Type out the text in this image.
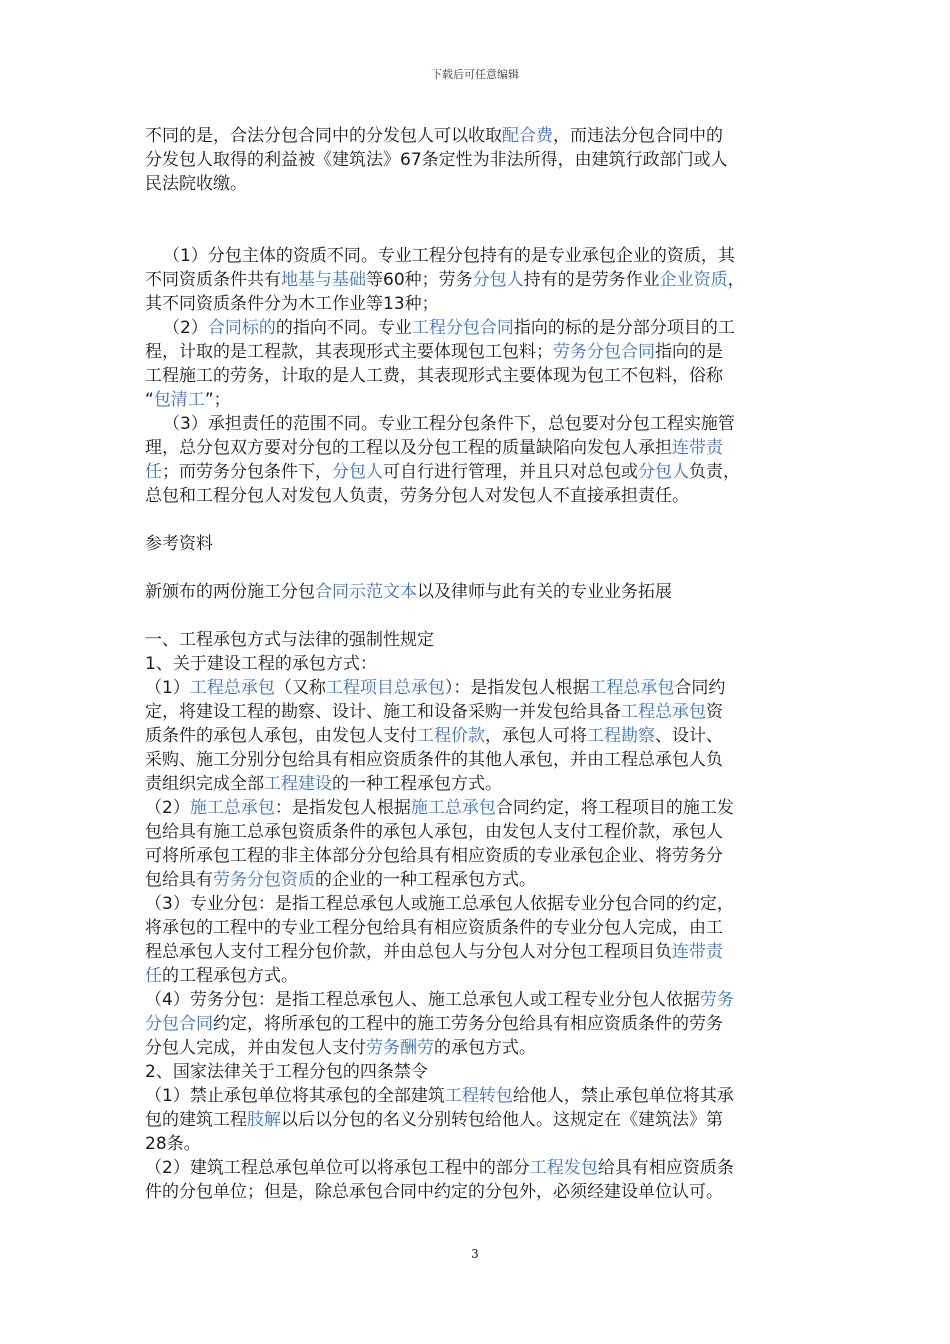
下载后可任意编辑
不同的是，合法分包合同中的分发包人可以收取配合费，而违法分包合同中的
分发包人取得的利益被《建筑法》67条定性为非法所得，由建筑行政部门或人
民法院收缴。
（1）分包主体的资质不同。专业工程分包持有的是专业承包企业的资质，其
不同资质条件共有地基与基础等60种；劳务分包人持有的是劳务作业企业资质，
其不同资质条件分为木工作业等13种；
（2）合同标的的指向不同。专业工程分包合同指向的标的是分部分项目的工
程，计取的是工程款，其表现形式主要体现包工包料；劳务分包合同指向的是
工程施工的劳务，计取的是人工费，其表现形式主要体现为包工不包料，俗称
“包清工”；
（3）承担责任的范围不同。专业工程分包条件下，总包要对分包工程实施管
理，总分包双方要对分包的工程以及分包工程的质量缺陷向发包人承担连带责
任；而劳务分包条件下，分包人可自行进行管理，并且只对总包或分包人负责，
总包和工程分包人对发包人负责，劳务分包人对发包人不直接承担责任。
参考资料
新颁布的两份施工分包合同示范文本以及律师与此有关的专业业务拓展
一、工程承包方式与法律的强制性规定
1、关于建设工程的承包方式：
（1）工程总承包（又称工程项目总承包）：是指发包人根据工程总承包合同约
定，将建设工程的勘察、设计、施工和设备采购一并发包给具备工程总承包资
质条件的承包人承包，由发包人支付工程价款，承包人可将工程勘察、设计、
采购、施工分别分包给具有相应资质条件的其他人承包，并由工程总承包人负
责组织完成全部工程建设的一种工程承包方式。
（2）施工总承包：是指发包人根据施工总承包合同约定，将工程项目的施工发
包给具有施工总承包资质条件的承包人承包，由发包人支付工程价款，承包人
可将所承包工程的非主体部分分包给具有相应资质的专业承包企业、将劳务分
包给具有劳务分包资质的企业的一种工程承包方式。
（3）专业分包：是指工程总承包人或施工总承包人依据专业分包合同的约定，
将承包的工程中的专业工程分包给具有相应资质条件的专业分包人完成，由工
程总承包人支付工程分包价款，并由总包人与分包人对分包工程项目负连带责
任的工程承包方式。
（4）劳务分包：是指工程总承包人、施工总承包人或工程专业分包人依据劳务
分包合同约定，将所承包的工程中的施工劳务分包给具有相应资质条件的劳务
分包人完成，并由发包人支付劳务酬劳的承包方式。
2、国家法律关于工程分包的四条禁令
（1）禁止承包单位将其承包的全部建筑工程转包给他人，禁止承包单位将其承
包的建筑工程肢解以后以分包的名义分别转包给他人。这规定在《建筑法》第
28条。
（2）建筑工程总承包单位可以将承包工程中的部分工程发包给具有相应资质条
件的分包单位；但是，除总承包合同中约定的分包外，必须经建设单位认可。
3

• INSTRUCTIONS TO FOLLOW
Output the entries above exactly, without their pictures.

• ANSWER
Type out the text in this image.
下载后可任意编辑
不同的是，合法分包合同中的分发包人可以收取配合费，而违法分包合同中的
分发包人取得的利益被《建筑法》67条定性为非法所得，由建筑行政部门或人
民法院收缴。
（1）分包主体的资质不同。专业工程分包持有的是专业承包企业的资质，其
不同资质条件共有地基与基础等60种；劳务分包人持有的是劳务作业企业资质，
其不同资质条件分为木工作业等13种；
（2）合同标的的指向不同。专业工程分包合同指向的标的是分部分项目的工
程，计取的是工程款，其表现形式主要体现包工包料；劳务分包合同指向的是
工程施工的劳务，计取的是人工费，其表现形式主要体现为包工不包料，俗称
“包清工”；
（3）承担责任的范围不同。专业工程分包条件下，总包要对分包工程实施管
理，总分包双方要对分包的工程以及分包工程的质量缺陷向发包人承担连带责
任；而劳务分包条件下，分包人可自行进行管理，并且只对总包或分包人负责，
总包和工程分包人对发包人负责，劳务分包人对发包人不直接承担责任。
参考资料
新颁布的两份施工分包合同示范文本以及律师与此有关的专业业务拓展
一、工程承包方式与法律的强制性规定
1、关于建设工程的承包方式：
（1）工程总承包（又称工程项目总承包）：是指发包人根据工程总承包合同约
定，将建设工程的勘察、设计、施工和设备采购一并发包给具备工程总承包资
质条件的承包人承包，由发包人支付工程价款，承包人可将工程勘察、设计、
采购、施工分别分包给具有相应资质条件的其他人承包，并由工程总承包人负
责组织完成全部工程建设的一种工程承包方式。
（2）施工总承包：是指发包人根据施工总承包合同约定，将工程项目的施工发
包给具有施工总承包资质条件的承包人承包，由发包人支付工程价款，承包人
可将所承包工程的非主体部分分包给具有相应资质的专业承包企业、将劳务分
包给具有劳务分包资质的企业的一种工程承包方式。
（3）专业分包：是指工程总承包人或施工总承包人依据专业分包合同的约定，
将承包的工程中的专业工程分包给具有相应资质条件的专业分包人完成，由工
程总承包人支付工程分包价款，并由总包人与分包人对分包工程项目负连带责
任的工程承包方式。
（4）劳务分包：是指工程总承包人、施工总承包人或工程专业分包人依据劳务
分包合同约定，将所承包的工程中的施工劳务分包给具有相应资质条件的劳务
分包人完成，并由发包人支付劳务酬劳的承包方式。
2、国家法律关于工程分包的四条禁令
（1）禁止承包单位将其承包的全部建筑工程转包给他人，禁止承包单位将其承
包的建筑工程肢解以后以分包的名义分别转包给他人。这规定在《建筑法》第
28条。
（2）建筑工程总承包单位可以将承包工程中的部分工程发包给具有相应资质条
件的分包单位；但是，除总承包合同中约定的分包外，必须经建设单位认可。
3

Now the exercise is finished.